• _Set task_
Take the line containing "Convert this document image to plain text." and every line after it to the end of the records, and copy them exactly, excluding pictures.

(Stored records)
════

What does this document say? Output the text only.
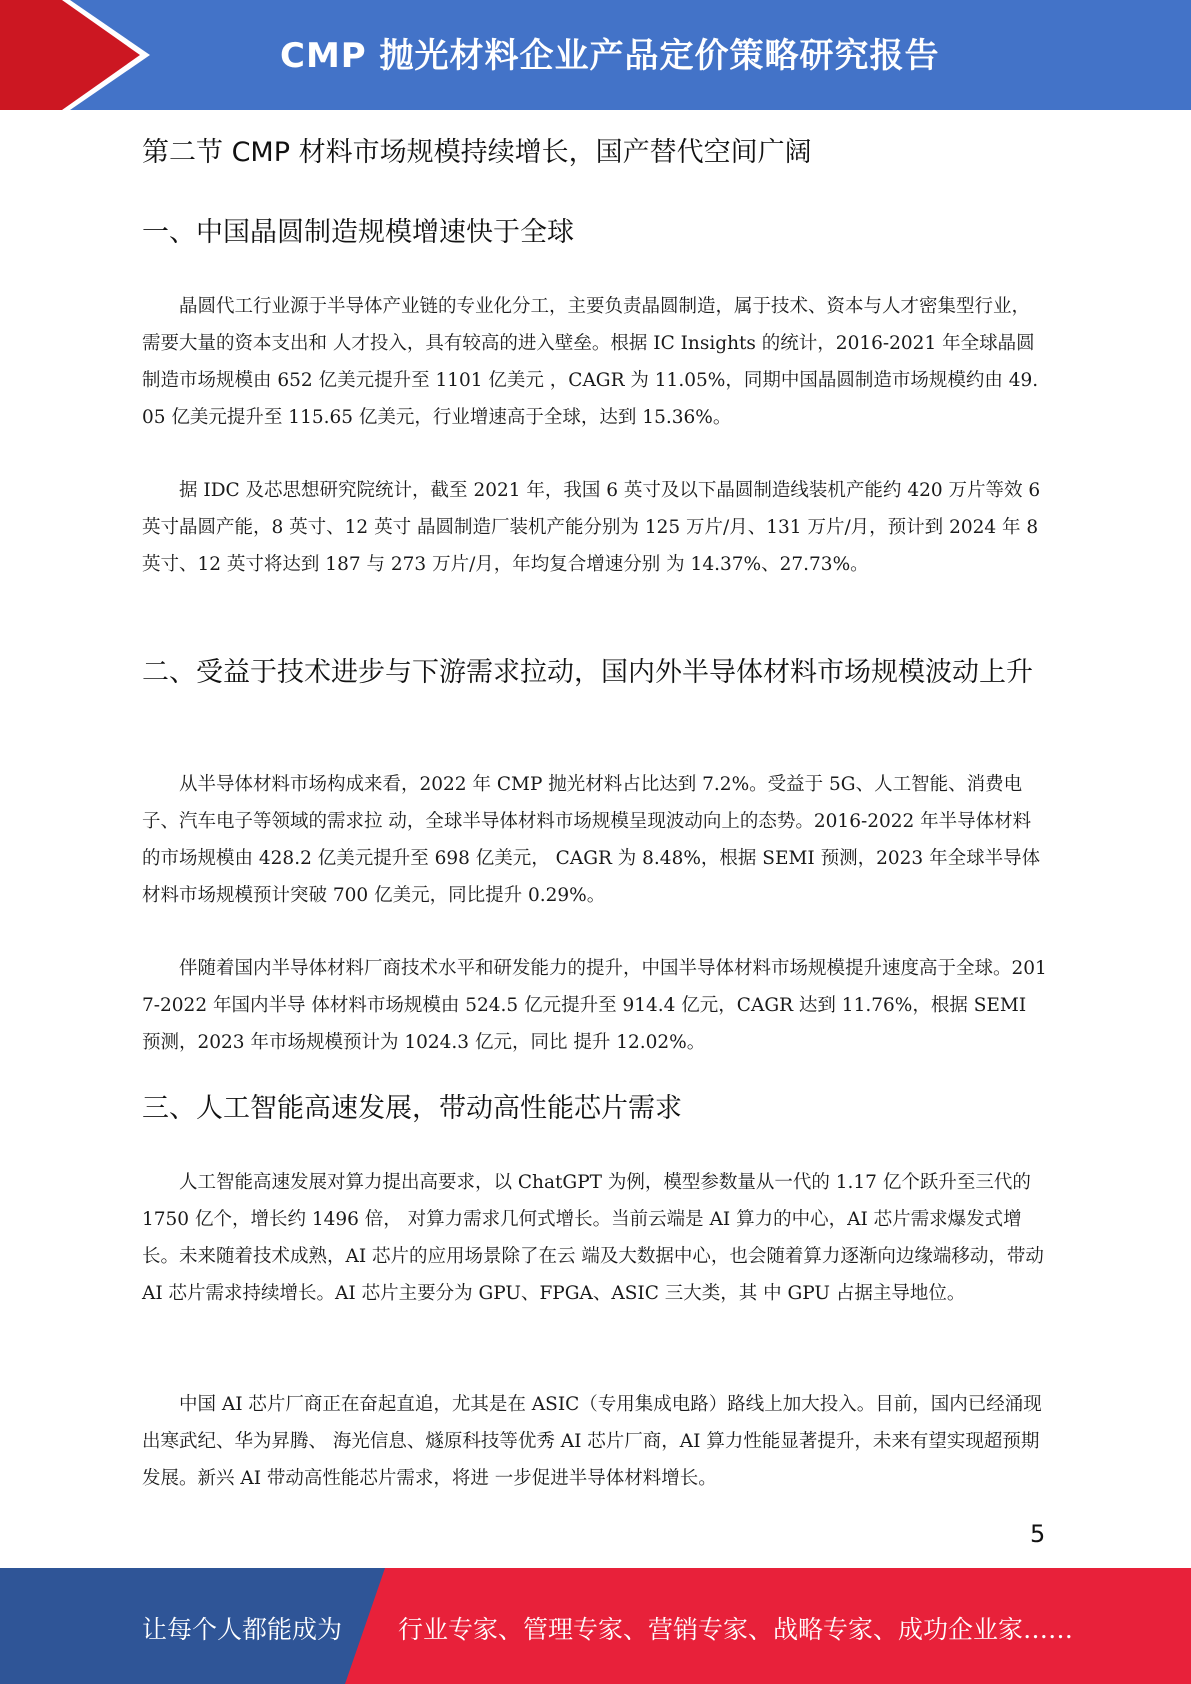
CMP 抛光材料企业产品定价策略研究报告
第二节 CMP 材料市场规模持续增长，国产替代空间广阔
一、中国晶圆制造规模增速快于全球

晶圆代工行业源于半导体产业链的专业化分工，主要负责晶圆制造，属于技术、资本与人才密集型行业，需要大量的资本支出和 人才投入，具有较高的进入壁垒。根据 IC Insights 的统计，2016-2021 年全球晶圆制造市场规模由 652 亿美元提升至 1101 亿美元 ，CAGR 为 11.05%，同期中国晶圆制造市场规模约由 49.05 亿美元提升至 115.65 亿美元，行业增速高于全球，达到 15.36%。

据 IDC 及芯思想研究院统计，截至 2021 年，我国 6 英寸及以下晶圆制造线装机产能约 420 万片等效 6 英寸晶圆产能，8 英寸、12 英寸 晶圆制造厂装机产能分别为 125 万片/月、131 万片/月，预计到 2024 年 8 英寸、12 英寸将达到 187 与 273 万片/月，年均复合增速分别 为 14.37%、27.73%。

二、受益于技术进步与下游需求拉动，国内外半导体材料市场规模波动上升

从半导体材料市场构成来看，2022 年 CMP 抛光材料占比达到 7.2%。受益于 5G、人工智能、消费电子、汽车电子等领域的需求拉 动，全球半导体材料市场规模呈现波动向上的态势。2016-2022 年半导体材料的市场规模由 428.2 亿美元提升至 698 亿美元， CAGR 为 8.48%，根据 SEMI 预测，2023 年全球半导体材料市场规模预计突破 700 亿美元，同比提升 0.29%。

伴随着国内半导体材料厂商技术水平和研发能力的提升，中国半导体材料市场规模提升速度高于全球。2017-2022 年国内半导 体材料市场规模由 524.5 亿元提升至 914.4 亿元，CAGR 达到 11.76%，根据 SEMI 预测，2023 年市场规模预计为 1024.3 亿元，同比 提升 12.02%。

三、人工智能高速发展，带动高性能芯片需求

人工智能高速发展对算力提出高要求，以 ChatGPT 为例，模型参数量从一代的 1.17 亿个跃升至三代的 1750 亿个，增长约 1496 倍， 对算力需求几何式增长。当前云端是 AI 算力的中心，AI 芯片需求爆发式增长。未来随着技术成熟，AI 芯片的应用场景除了在云 端及大数据中心，也会随着算力逐渐向边缘端移动，带动 AI 芯片需求持续增长。AI 芯片主要分为 GPU、FPGA、ASIC 三大类，其 中 GPU 占据主导地位。

中国 AI 芯片厂商正在奋起直追，尤其是在 ASIC（专用集成电路）路线上加大投入。目前，国内已经涌现出寒武纪、华为昇腾、 海光信息、燧原科技等优秀 AI 芯片厂商，AI 算力性能显著提升，未来有望实现超预期发展。新兴 AI 带动高性能芯片需求，将进 一步促进半导体材料增长。

5
让每个人都能成为 行业专家、管理专家、营销专家、战略专家、成功企业家……
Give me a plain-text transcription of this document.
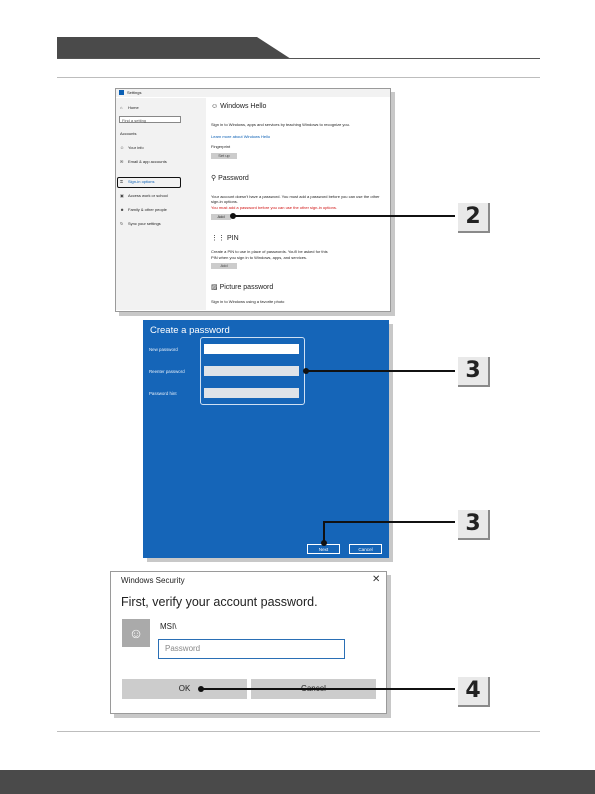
Settings
⌂ Home
Find a setting
Accounts
☺ Your info
✉ Email & app accounts
⚿ Sign-in options
▣ Access work or school
☻ Family & other people
↻ Sync your settings
☺ Windows Hello
Sign in to Windows, apps and services by teaching Windows to recognize you.
Learn more about Windows Hello
Fingerprint
Set up
⚲ Password
Your account doesn't have a password. You must add a password before you can use the other
sign-in options.
You must add a password before you can use the other sign-in options.
Add
⋮⋮ PIN
Create a PIN to use in place of passwords. You'll be asked for this
PIN when you sign in to Windows, apps, and services.
Add
▨ Picture password
Sign in to Windows using a favorite photo
2
Create a password
New password
Reenter password
Password hint
Next	Cancel
3
3
Windows Security	✕
First, verify your account password.
☺	MSI\
Password
OK	4
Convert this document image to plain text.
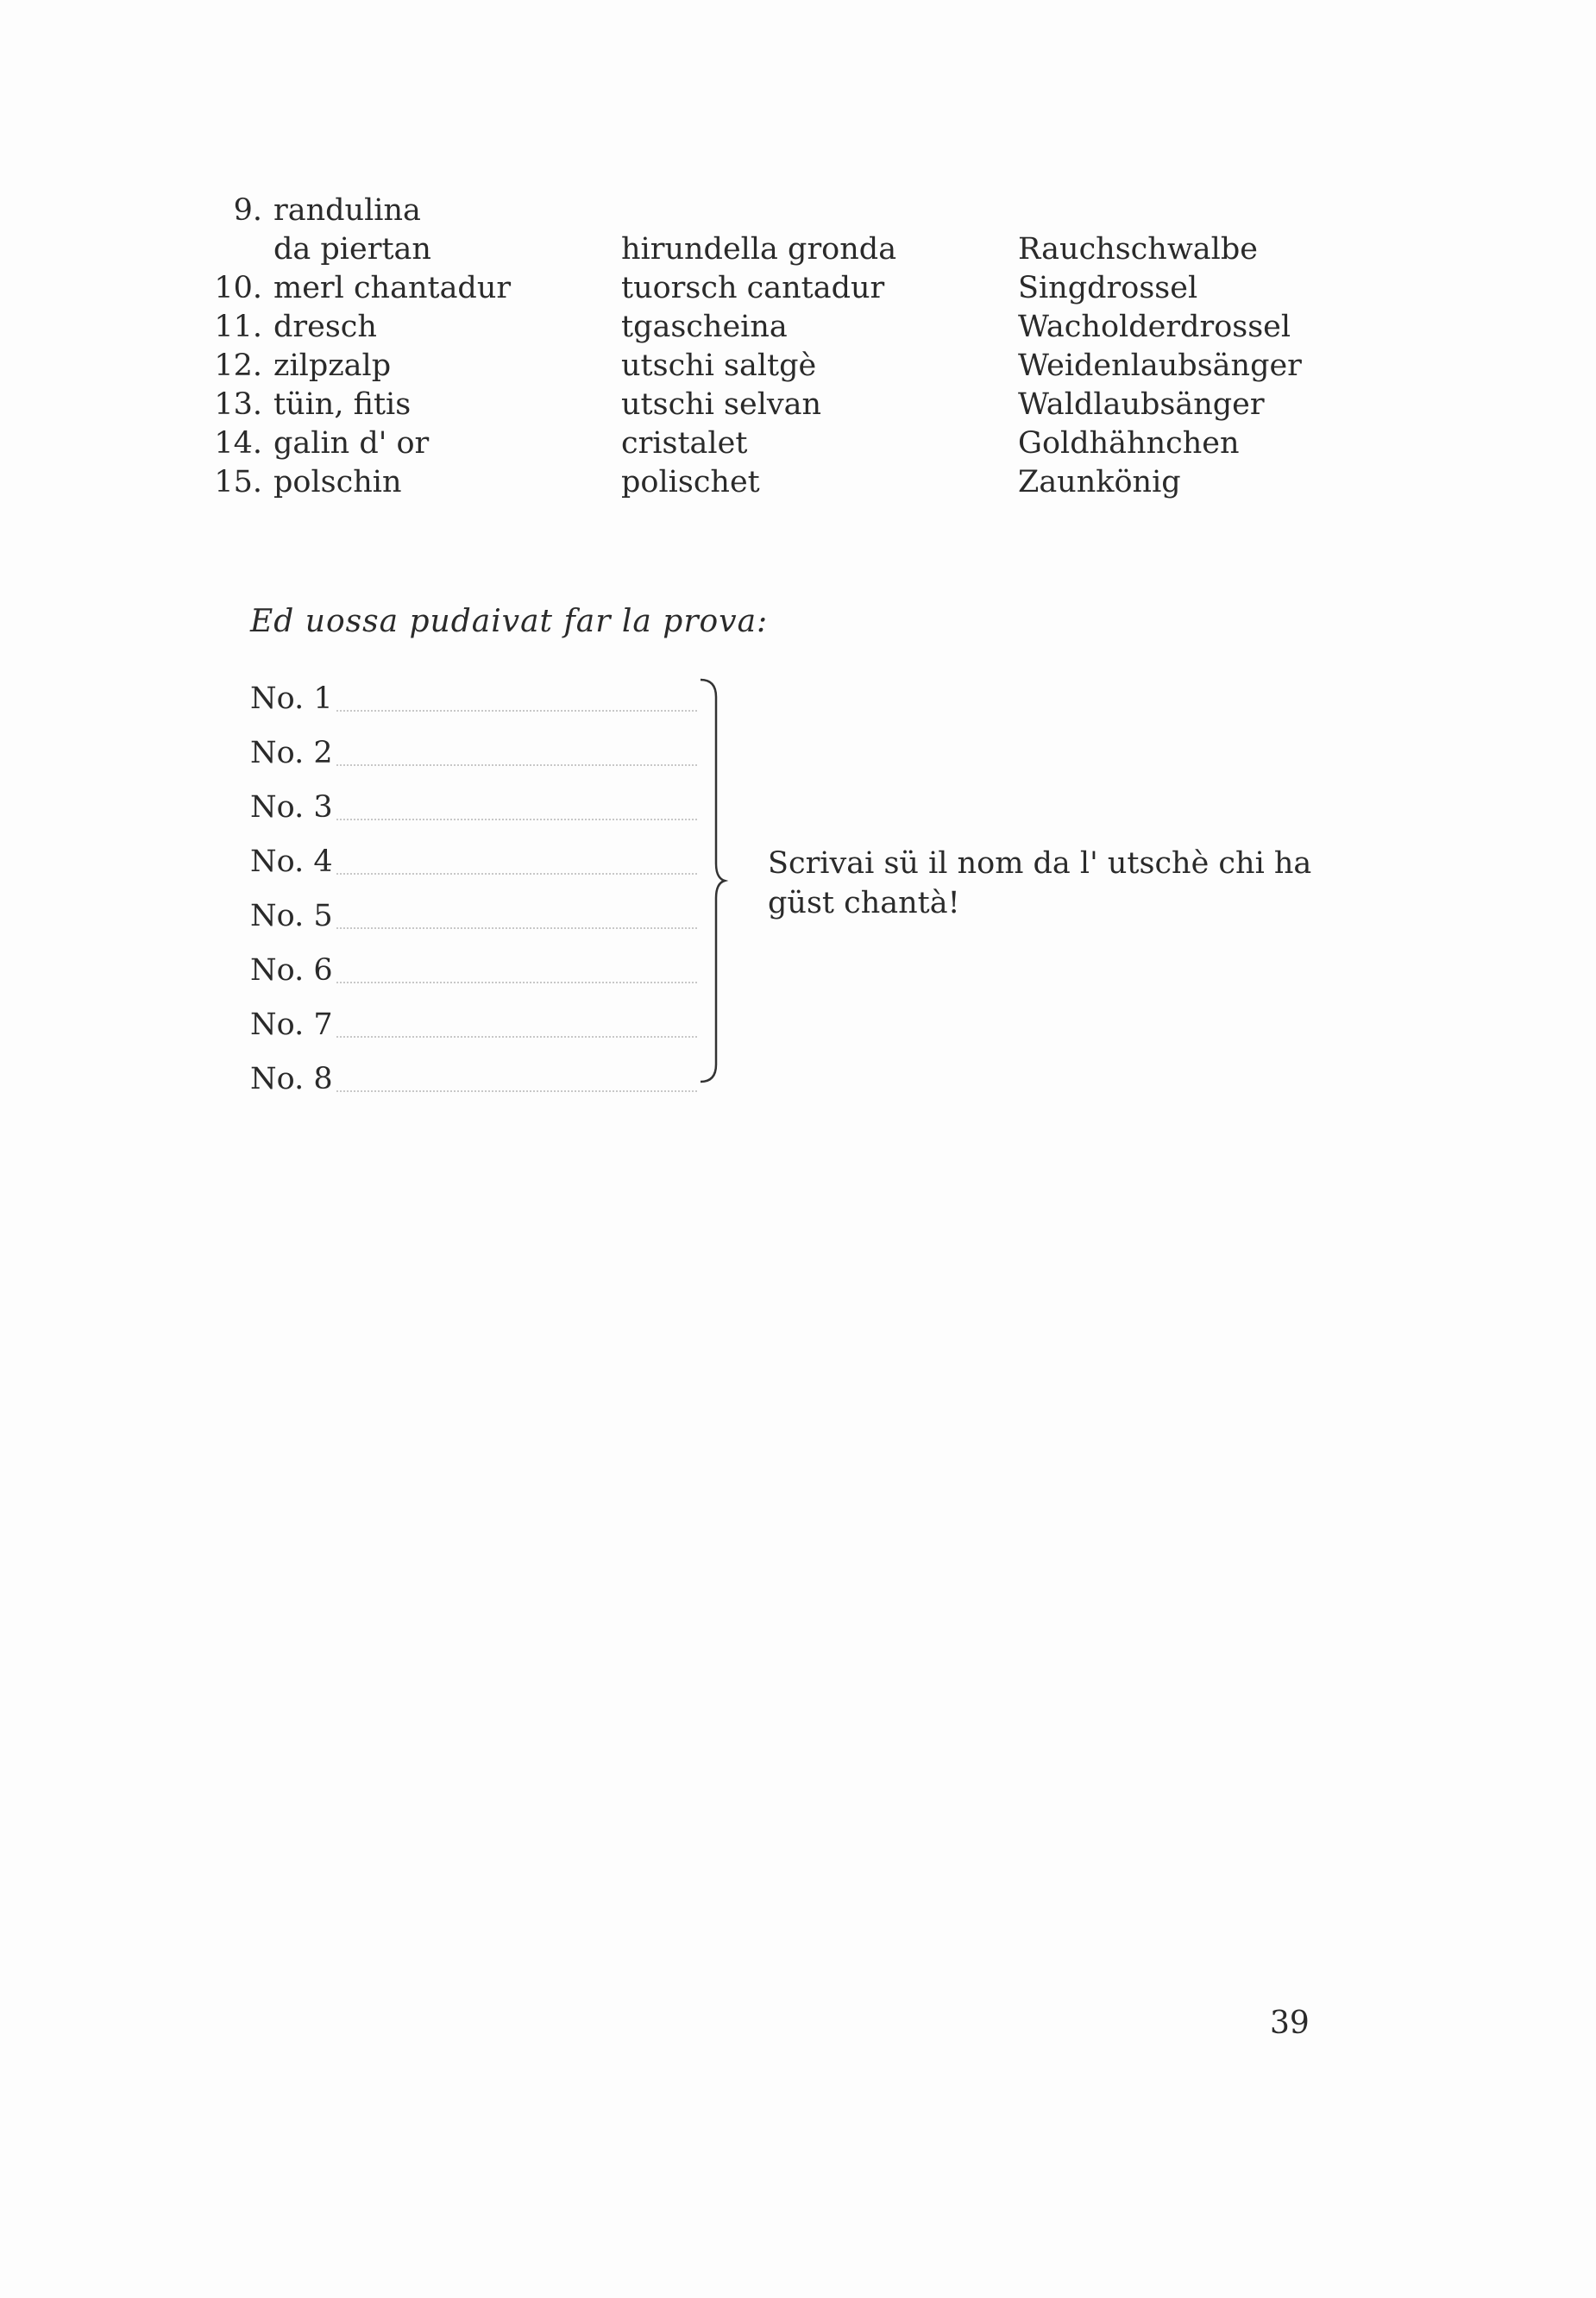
9. randulina
da piertan	hirundella gronda	Rauchschwalbe
10. merl chantadur	tuorsch cantadur	Singdrossel
11. dresch	tgascheina	Wacholderdrossel
12. zilpzalp	utschi saltgè	Weidenlaubsänger
13. tüin, fitis	utschi selvan	Waldlaubsänger
14. galin d' or	cristalet	Goldhähnchen
15. polschin	polischet	Zaunkönig
Ed uossa pudaivat far la prova:
No. 1
No. 2
No. 3
No. 4
No. 5
No. 6
No. 7
No. 8
Scrivai sü il nom da l' utschè chi ha güst chantà!
39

════

• _Result_
Convert this document image to plain text.
9. randulina
da piertan	hirundella gronda	Rauchschwalbe
10. merl chantadur	tuorsch cantadur	Singdrossel
11. dresch	tgascheina	Wacholderdrossel
12. zilpzalp	utschi saltgè	Weidenlaubsänger
13. tüin, fitis	utschi selvan	Waldlaubsänger
14. galin d' or	cristalet	Goldhähnchen
15. polschin	polischet	Zaunkönig
Ed uossa pudaivat far la prova:
No. 1
No. 2
No. 3
No. 4
No. 5
No. 6
No. 7
No. 8
Scrivai sü il nom da l' utschè chi ha güst chantà!
39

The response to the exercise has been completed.